- [PROVIDED INFORMATION]
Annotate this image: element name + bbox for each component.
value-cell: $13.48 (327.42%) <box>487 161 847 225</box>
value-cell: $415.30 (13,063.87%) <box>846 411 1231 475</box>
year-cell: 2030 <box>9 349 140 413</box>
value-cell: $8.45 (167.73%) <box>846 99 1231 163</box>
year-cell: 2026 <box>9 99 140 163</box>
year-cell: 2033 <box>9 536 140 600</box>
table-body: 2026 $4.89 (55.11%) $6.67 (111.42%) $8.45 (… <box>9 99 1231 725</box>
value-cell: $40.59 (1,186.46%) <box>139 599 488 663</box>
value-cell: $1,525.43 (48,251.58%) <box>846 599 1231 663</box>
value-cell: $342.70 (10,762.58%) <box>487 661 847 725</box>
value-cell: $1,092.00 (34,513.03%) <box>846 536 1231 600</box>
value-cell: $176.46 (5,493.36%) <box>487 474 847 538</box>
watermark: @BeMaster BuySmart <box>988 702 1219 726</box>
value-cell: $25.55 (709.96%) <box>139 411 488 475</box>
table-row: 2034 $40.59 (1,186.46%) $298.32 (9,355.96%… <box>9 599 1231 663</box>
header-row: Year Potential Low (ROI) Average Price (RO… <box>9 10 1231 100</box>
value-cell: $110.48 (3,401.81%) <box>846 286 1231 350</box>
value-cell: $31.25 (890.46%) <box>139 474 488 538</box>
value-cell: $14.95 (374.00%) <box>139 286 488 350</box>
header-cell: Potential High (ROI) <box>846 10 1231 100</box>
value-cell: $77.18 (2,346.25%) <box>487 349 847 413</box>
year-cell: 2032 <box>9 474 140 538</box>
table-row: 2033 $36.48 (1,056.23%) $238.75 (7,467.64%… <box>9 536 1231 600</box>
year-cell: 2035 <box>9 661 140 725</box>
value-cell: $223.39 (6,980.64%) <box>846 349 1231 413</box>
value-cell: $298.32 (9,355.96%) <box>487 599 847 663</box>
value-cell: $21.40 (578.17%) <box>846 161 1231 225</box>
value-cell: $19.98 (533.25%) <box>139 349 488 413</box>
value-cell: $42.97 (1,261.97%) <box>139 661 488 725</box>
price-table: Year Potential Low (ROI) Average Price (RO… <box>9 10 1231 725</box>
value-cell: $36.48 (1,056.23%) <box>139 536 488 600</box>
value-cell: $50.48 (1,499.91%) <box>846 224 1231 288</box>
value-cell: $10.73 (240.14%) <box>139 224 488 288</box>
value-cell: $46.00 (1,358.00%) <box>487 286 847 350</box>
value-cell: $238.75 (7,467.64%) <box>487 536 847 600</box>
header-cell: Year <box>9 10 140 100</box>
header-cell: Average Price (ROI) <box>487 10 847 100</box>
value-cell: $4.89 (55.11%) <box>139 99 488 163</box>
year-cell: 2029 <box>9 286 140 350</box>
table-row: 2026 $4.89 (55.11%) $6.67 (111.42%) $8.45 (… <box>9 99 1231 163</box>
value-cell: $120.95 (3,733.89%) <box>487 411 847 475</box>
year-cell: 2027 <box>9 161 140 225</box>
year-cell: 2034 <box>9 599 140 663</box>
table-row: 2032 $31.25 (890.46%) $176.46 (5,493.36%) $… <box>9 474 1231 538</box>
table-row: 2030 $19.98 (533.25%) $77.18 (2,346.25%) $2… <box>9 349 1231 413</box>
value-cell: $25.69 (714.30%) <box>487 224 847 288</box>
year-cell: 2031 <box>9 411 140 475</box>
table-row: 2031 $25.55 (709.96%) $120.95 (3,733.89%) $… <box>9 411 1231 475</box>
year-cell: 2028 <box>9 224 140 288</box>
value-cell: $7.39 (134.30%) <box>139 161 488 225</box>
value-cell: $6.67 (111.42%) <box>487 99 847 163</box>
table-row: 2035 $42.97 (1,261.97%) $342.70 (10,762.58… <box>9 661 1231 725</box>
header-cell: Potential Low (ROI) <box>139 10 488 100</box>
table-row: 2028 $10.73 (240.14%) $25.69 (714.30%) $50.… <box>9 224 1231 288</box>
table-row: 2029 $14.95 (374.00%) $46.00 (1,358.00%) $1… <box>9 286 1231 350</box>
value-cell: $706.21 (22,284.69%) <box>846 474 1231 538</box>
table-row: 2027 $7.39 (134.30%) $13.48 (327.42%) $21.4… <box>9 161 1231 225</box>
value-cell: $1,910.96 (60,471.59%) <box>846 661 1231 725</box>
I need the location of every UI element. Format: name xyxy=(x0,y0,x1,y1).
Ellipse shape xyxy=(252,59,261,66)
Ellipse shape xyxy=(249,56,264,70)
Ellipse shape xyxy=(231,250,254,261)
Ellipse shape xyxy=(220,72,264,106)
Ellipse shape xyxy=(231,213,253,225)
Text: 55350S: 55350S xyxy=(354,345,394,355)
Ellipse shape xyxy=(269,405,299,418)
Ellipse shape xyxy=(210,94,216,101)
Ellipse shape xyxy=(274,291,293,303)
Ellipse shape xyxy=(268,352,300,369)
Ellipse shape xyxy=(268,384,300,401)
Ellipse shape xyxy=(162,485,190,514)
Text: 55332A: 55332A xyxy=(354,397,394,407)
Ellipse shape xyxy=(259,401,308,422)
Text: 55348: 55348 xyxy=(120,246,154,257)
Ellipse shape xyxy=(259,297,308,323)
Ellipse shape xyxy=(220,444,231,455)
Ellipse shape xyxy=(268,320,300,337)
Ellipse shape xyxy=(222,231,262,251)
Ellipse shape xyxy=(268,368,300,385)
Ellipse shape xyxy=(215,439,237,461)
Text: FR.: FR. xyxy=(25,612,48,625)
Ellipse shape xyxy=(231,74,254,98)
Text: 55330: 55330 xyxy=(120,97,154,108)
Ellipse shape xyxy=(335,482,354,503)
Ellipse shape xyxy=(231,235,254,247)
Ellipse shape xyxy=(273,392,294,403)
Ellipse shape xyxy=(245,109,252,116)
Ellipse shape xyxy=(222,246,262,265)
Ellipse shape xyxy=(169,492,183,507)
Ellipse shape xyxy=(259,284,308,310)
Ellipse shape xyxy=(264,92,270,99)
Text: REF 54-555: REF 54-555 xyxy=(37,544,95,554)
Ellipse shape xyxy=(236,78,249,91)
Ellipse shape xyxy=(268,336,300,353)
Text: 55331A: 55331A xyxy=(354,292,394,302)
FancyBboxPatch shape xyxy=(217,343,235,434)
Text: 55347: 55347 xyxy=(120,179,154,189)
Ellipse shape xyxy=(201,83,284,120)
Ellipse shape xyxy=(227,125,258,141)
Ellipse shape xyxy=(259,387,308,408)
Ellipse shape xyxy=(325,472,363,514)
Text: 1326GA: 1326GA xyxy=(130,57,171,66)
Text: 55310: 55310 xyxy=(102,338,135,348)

- [TO DO] Lay out every line of the records above as a numbered list, skipping any blank lines.

- [SOLUTION TO THIS EXERCISE]
1. Annotate this image: element name + bbox for each component.
2. value-cell: $13.48 (327.42%) <box>487 161 847 225</box>
3. value-cell: $415.30 (13,063.87%) <box>846 411 1231 475</box>
4. year-cell: 2030 <box>9 349 140 413</box>
5. value-cell: $8.45 (167.73%) <box>846 99 1231 163</box>
6. year-cell: 2026 <box>9 99 140 163</box>
7. year-cell: 2033 <box>9 536 140 600</box>
8. table-body: 2026 $4.89 (55.11%) $6.67 (111.42%) $8.45 (… <box>9 99 1231 725</box>
9. value-cell: $40.59 (1,186.46%) <box>139 599 488 663</box>
10. value-cell: $1,525.43 (48,251.58%) <box>846 599 1231 663</box>
11. value-cell: $342.70 (10,762.58%) <box>487 661 847 725</box>
12. value-cell: $1,092.00 (34,513.03%) <box>846 536 1231 600</box>
13. value-cell: $176.46 (5,493.36%) <box>487 474 847 538</box>
14. watermark: @BeMaster BuySmart <box>988 702 1219 726</box>
15. value-cell: $25.55 (709.96%) <box>139 411 488 475</box>
16. table-row: 2034 $40.59 (1,186.46%) $298.32 (9,355.96%… <box>9 599 1231 663</box>
17. header-row: Year Potential Low (ROI) Average Price (RO… <box>9 10 1231 100</box>
18. value-cell: $110.48 (3,401.81%) <box>846 286 1231 350</box>
19. value-cell: $31.25 (890.46%) <box>139 474 488 538</box>
20. value-cell: $14.95 (374.00%) <box>139 286 488 350</box>
21. header-cell: Potential High (ROI) <box>846 10 1231 100</box>
22. value-cell: $77.18 (2,346.25%) <box>487 349 847 413</box>
23. year-cell: 2032 <box>9 474 140 538</box>
24. table-row: 2033 $36.48 (1,056.23%) $238.75 (7,467.64%… <box>9 536 1231 600</box>
25. year-cell: 2035 <box>9 661 140 725</box>
26. value-cell: $223.39 (6,980.64%) <box>846 349 1231 413</box>
27. value-cell: $298.32 (9,355.96%) <box>487 599 847 663</box>
28. value-cell: $21.40 (578.17%) <box>846 161 1231 225</box>
29. value-cell: $19.98 (533.25%) <box>139 349 488 413</box>
30. value-cell: $42.97 (1,261.97%) <box>139 661 488 725</box>
31. price-table: Year Potential Low (ROI) Average Price (RO… <box>9 10 1231 725</box>
32. value-cell: $36.48 (1,056.23%) <box>139 536 488 600</box>
33. value-cell: $50.48 (1,499.91%) <box>846 224 1231 288</box>
34. value-cell: $10.73 (240.14%) <box>139 224 488 288</box>
35. value-cell: $46.00 (1,358.00%) <box>487 286 847 350</box>
36. value-cell: $238.75 (7,467.64%) <box>487 536 847 600</box>
37. header-cell: Year <box>9 10 140 100</box>
38. header-cell: Average Price (ROI) <box>487 10 847 100</box>
39. value-cell: $4.89 (55.11%) <box>139 99 488 163</box>
40. year-cell: 2029 <box>9 286 140 350</box>
41. table-row: 2026 $4.89 (55.11%) $6.67 (111.42%) $8.45 (… <box>9 99 1231 163</box>
42. value-cell: $120.95 (3,733.89%) <box>487 411 847 475</box>
43. year-cell: 2027 <box>9 161 140 225</box>
44. year-cell: 2034 <box>9 599 140 663</box>
45. table-row: 2032 $31.25 (890.46%) $176.46 (5,493.36%) $… <box>9 474 1231 538</box>
46. table-row: 2030 $19.98 (533.25%) $77.18 (2,346.25%) $2… <box>9 349 1231 413</box>
47. value-cell: $25.69 (714.30%) <box>487 224 847 288</box>
48. year-cell: 2031 <box>9 411 140 475</box>
49. table-row: 2031 $25.55 (709.96%) $120.95 (3,733.89%) $… <box>9 411 1231 475</box>
50. year-cell: 2028 <box>9 224 140 288</box>
51. value-cell: $7.39 (134.30%) <box>139 161 488 225</box>
52. value-cell: $6.67 (111.42%) <box>487 99 847 163</box>
53. table-row: 2035 $42.97 (1,261.97%) $342.70 (10,762.58… <box>9 661 1231 725</box>
54. header-cell: Potential Low (ROI) <box>139 10 488 100</box>
55. table-row: 2028 $10.73 (240.14%) $25.69 (714.30%) $50.… <box>9 224 1231 288</box>
56. table-row: 2029 $14.95 (374.00%) $46.00 (1,358.00%) $1… <box>9 286 1231 350</box>
57. value-cell: $706.21 (22,284.69%) <box>846 474 1231 538</box>
58. table-row: 2027 $7.39 (134.30%) $13.48 (327.42%) $21.4… <box>9 161 1231 225</box>
59. value-cell: $1,910.96 (60,471.59%) <box>846 661 1231 725</box>
60. I need the location of every UI element. Format: name xyxy=(x0,y0,x1,y1).
61. Ellipse shape xyxy=(252,59,261,66)
62. Ellipse shape xyxy=(249,56,264,70)
63. Ellipse shape xyxy=(231,250,254,261)
64. Ellipse shape xyxy=(220,72,264,106)
65. Ellipse shape xyxy=(231,213,253,225)
66. Text: 55350S: 55350S xyxy=(354,345,394,355)
67. Ellipse shape xyxy=(269,405,299,418)
68. Ellipse shape xyxy=(210,94,216,101)
69. Ellipse shape xyxy=(274,291,293,303)
70. Ellipse shape xyxy=(268,352,300,369)
71. Ellipse shape xyxy=(268,384,300,401)
72. Ellipse shape xyxy=(162,485,190,514)
73. Text: 55332A: 55332A xyxy=(354,397,394,407)
74. Ellipse shape xyxy=(259,401,308,422)
75. Text: 55348: 55348 xyxy=(120,246,154,257)
76. Ellipse shape xyxy=(259,297,308,323)
77. Ellipse shape xyxy=(220,444,231,455)
78. Ellipse shape xyxy=(268,320,300,337)
79. Ellipse shape xyxy=(222,231,262,251)
80. Ellipse shape xyxy=(268,368,300,385)
81. Ellipse shape xyxy=(215,439,237,461)
82. Text: FR.: FR. xyxy=(25,612,48,625)
83. Ellipse shape xyxy=(231,74,254,98)
84. Text: 55330: 55330 xyxy=(120,97,154,108)
85. Ellipse shape xyxy=(335,482,354,503)
86. Ellipse shape xyxy=(231,235,254,247)
87. Ellipse shape xyxy=(273,392,294,403)
88. Ellipse shape xyxy=(245,109,252,116)
89. Ellipse shape xyxy=(222,246,262,265)
90. Ellipse shape xyxy=(169,492,183,507)
91. Ellipse shape xyxy=(259,284,308,310)
92. Ellipse shape xyxy=(264,92,270,99)
93. Text: REF 54-555: REF 54-555 xyxy=(37,544,95,554)
94. Ellipse shape xyxy=(236,78,249,91)
95. Ellipse shape xyxy=(268,336,300,353)
96. Text: 55331A: 55331A xyxy=(354,292,394,302)
97. FancyBboxPatch shape xyxy=(217,343,235,434)
98. Text: 55347: 55347 xyxy=(120,179,154,189)
99. Ellipse shape xyxy=(201,83,284,120)
100. Ellipse shape xyxy=(227,125,258,141)
101. Ellipse shape xyxy=(259,387,308,408)
102. Ellipse shape xyxy=(325,472,363,514)
103. Text: 1326GA: 1326GA xyxy=(130,57,171,66)
104. Text: 55310: 55310 xyxy=(102,338,135,348)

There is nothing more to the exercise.